→ Given task
Exactly reproduce all the records, keeping pictures out of the copy.
----------
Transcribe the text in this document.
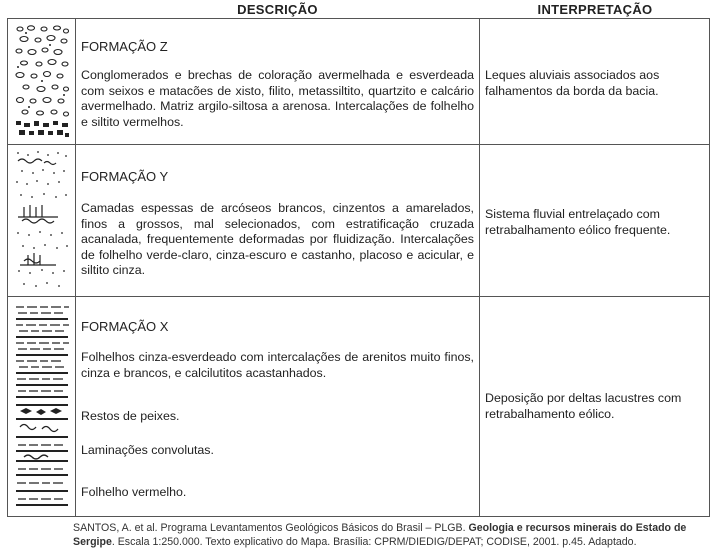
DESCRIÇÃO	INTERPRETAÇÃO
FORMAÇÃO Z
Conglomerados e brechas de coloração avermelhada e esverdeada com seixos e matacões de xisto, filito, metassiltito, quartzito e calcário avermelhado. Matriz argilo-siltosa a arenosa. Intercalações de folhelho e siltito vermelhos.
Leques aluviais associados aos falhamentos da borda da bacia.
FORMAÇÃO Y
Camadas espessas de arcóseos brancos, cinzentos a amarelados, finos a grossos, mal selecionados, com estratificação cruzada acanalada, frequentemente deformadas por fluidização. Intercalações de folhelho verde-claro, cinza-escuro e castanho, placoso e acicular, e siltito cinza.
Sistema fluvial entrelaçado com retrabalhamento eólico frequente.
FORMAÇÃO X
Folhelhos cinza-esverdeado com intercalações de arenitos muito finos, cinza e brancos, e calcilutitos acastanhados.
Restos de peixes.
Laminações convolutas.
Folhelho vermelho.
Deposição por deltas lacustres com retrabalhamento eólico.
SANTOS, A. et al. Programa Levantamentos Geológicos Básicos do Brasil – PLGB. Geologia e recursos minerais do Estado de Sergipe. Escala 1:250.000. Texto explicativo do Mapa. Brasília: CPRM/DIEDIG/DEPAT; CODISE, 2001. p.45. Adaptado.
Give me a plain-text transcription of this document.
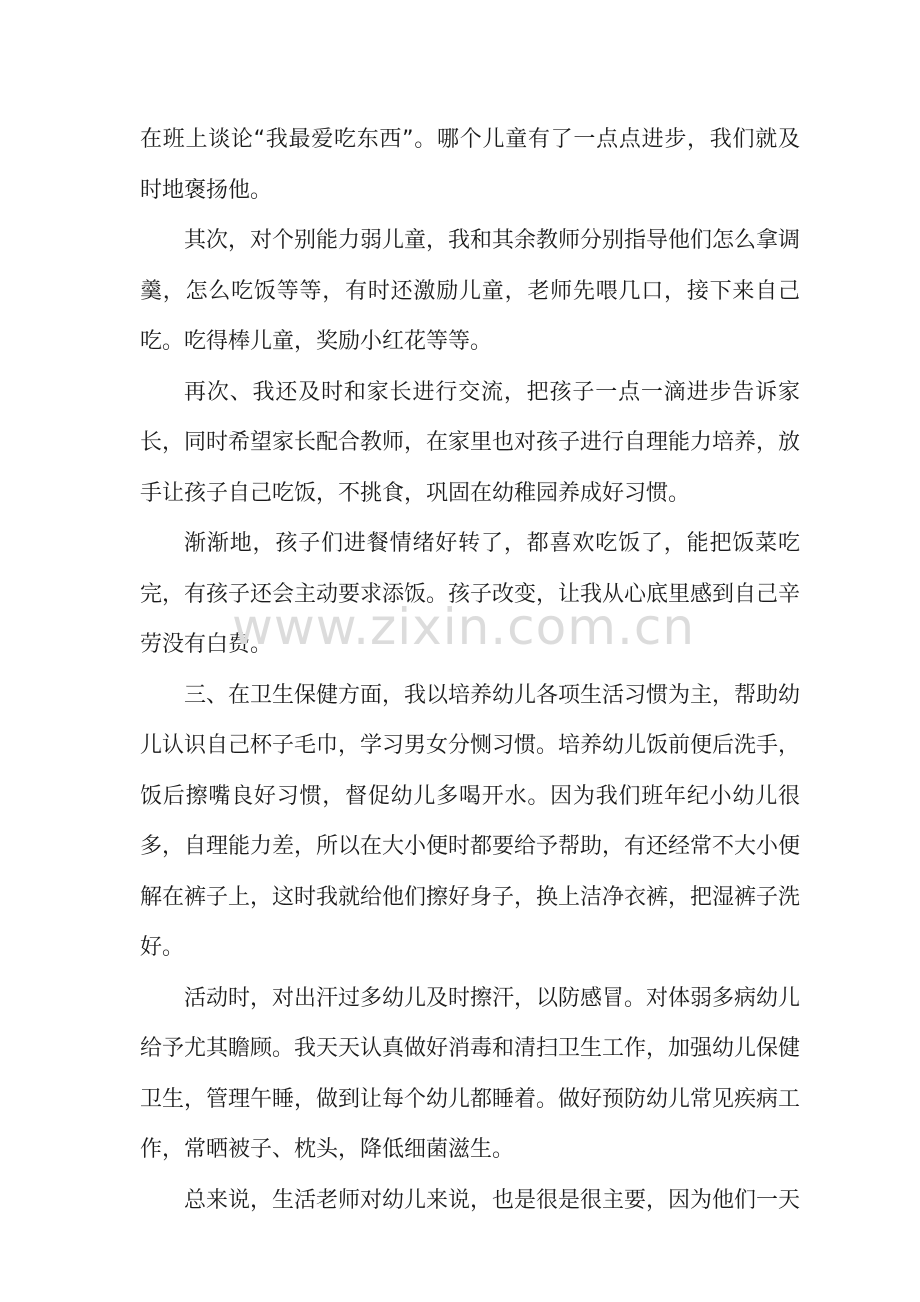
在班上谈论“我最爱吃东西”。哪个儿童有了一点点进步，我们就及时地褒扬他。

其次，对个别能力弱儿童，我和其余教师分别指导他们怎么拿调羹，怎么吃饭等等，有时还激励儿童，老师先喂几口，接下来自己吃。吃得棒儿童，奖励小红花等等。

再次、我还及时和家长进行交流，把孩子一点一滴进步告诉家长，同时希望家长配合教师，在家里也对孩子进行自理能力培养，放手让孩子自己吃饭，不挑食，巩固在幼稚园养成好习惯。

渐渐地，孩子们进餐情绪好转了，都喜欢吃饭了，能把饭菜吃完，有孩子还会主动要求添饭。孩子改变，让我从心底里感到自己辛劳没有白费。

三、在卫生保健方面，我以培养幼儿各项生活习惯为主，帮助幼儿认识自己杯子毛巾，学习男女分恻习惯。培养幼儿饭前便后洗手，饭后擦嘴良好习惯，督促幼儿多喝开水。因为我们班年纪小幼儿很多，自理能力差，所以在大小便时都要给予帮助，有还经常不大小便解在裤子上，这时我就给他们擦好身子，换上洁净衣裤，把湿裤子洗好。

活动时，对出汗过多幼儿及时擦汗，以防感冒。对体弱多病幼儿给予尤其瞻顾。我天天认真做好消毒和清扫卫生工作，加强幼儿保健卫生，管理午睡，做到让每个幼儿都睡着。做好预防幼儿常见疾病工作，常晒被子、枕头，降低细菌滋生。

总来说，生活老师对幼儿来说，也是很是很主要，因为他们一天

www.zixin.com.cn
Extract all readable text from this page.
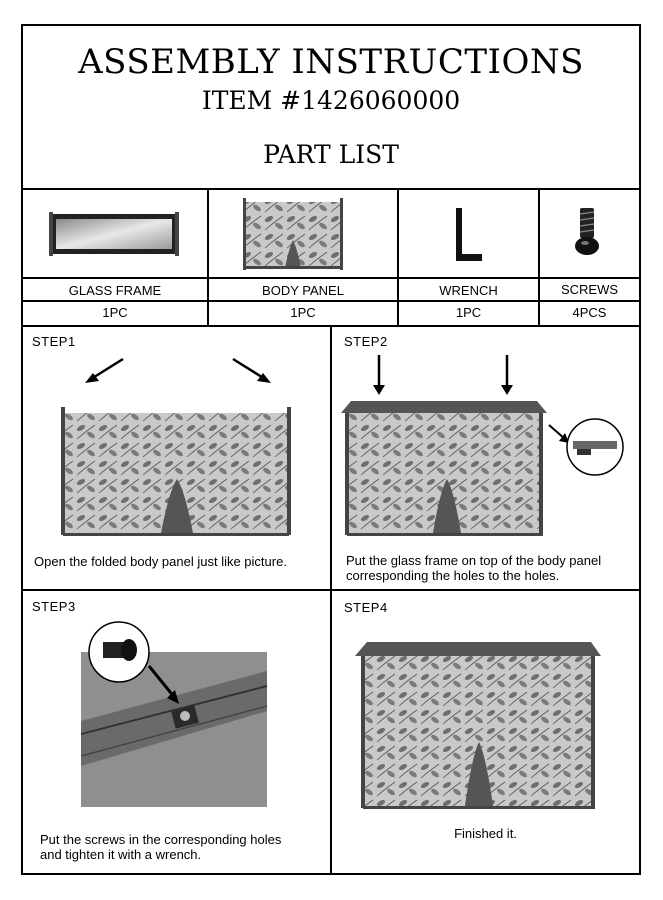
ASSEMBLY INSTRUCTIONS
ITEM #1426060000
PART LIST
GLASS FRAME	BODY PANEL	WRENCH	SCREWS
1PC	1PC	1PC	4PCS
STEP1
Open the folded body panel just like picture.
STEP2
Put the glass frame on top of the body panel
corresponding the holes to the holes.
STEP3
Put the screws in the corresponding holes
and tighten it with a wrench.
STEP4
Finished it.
----------
→ Result of this exercise
Transcribe the text in this document.
DESCRIÇÃO	INTERPRETAÇÃO
FORMAÇÃO Z
Conglomerados e brechas de coloração avermelhada e esverdeada com seixos e matacões de xisto, filito, metassiltito, quartzito e calcário avermelhado. Matriz argilo-siltosa a arenosa. Intercalações de folhelho e siltito vermelhos.
Leques aluviais associados aos falhamentos da borda da bacia.
FORMAÇÃO Y
Camadas espessas de arcóseos brancos, cinzentos a amarelados, finos a grossos, mal selecionados, com estratificação cruzada acanalada, frequentemente deformadas por fluidização. Intercalações de folhelho verde-claro, cinza-escuro e castanho, placoso e acicular, e siltito cinza.
Sistema fluvial entrelaçado com retrabalhamento eólico frequente.
FORMAÇÃO X
Folhelhos cinza-esverdeado com intercalações de arenitos muito finos, cinza e brancos, e calcilutitos acastanhados.
Restos de peixes.
Laminações convolutas.
Folhelho vermelho.
Deposição por deltas lacustres com retrabalhamento eólico.
SANTOS, A. et al. Programa Levantamentos Geológicos Básicos do Brasil – PLGB. Geologia e recursos minerais do Estado de Sergipe. Escala 1:250.000. Texto explicativo do Mapa. Brasília: CPRM/DIEDIG/DEPAT; CODISE, 2001. p.45. Adaptado.
Give me a plain-text transcription of this document.
在班上谈论“我最爱吃东西”。哪个儿童有了一点点进步，我们就及时地褒扬他。

其次，对个别能力弱儿童，我和其余教师分别指导他们怎么拿调羹，怎么吃饭等等，有时还激励儿童，老师先喂几口，接下来自己吃。吃得棒儿童，奖励小红花等等。

再次、我还及时和家长进行交流，把孩子一点一滴进步告诉家长，同时希望家长配合教师，在家里也对孩子进行自理能力培养，放手让孩子自己吃饭，不挑食，巩固在幼稚园养成好习惯。

渐渐地，孩子们进餐情绪好转了，都喜欢吃饭了，能把饭菜吃完，有孩子还会主动要求添饭。孩子改变，让我从心底里感到自己辛劳没有白费。

三、在卫生保健方面，我以培养幼儿各项生活习惯为主，帮助幼儿认识自己杯子毛巾，学习男女分恻习惯。培养幼儿饭前便后洗手，饭后擦嘴良好习惯，督促幼儿多喝开水。因为我们班年纪小幼儿很多，自理能力差，所以在大小便时都要给予帮助，有还经常不大小便解在裤子上，这时我就给他们擦好身子，换上洁净衣裤，把湿裤子洗好。

活动时，对出汗过多幼儿及时擦汗，以防感冒。对体弱多病幼儿给予尤其瞻顾。我天天认真做好消毒和清扫卫生工作，加强幼儿保健卫生，管理午睡，做到让每个幼儿都睡着。做好预防幼儿常见疾病工作，常晒被子、枕头，降低细菌滋生。

总来说，生活老师对幼儿来说，也是很是很主要，因为他们一天

www.zixin.com.cn
Extract all readable text from this page.
ASSEMBLY INSTRUCTIONS
ITEM #1426060000
PART LIST
GLASS FRAME	BODY PANEL	WRENCH	SCREWS
1PC	1PC	1PC	4PCS
STEP1
Open the folded body panel just like picture.
STEP2
Put the glass frame on top of the body panel
corresponding the holes to the holes.
STEP3
Put the screws in the corresponding holes
and tighten it with a wrench.
STEP4
Finished it.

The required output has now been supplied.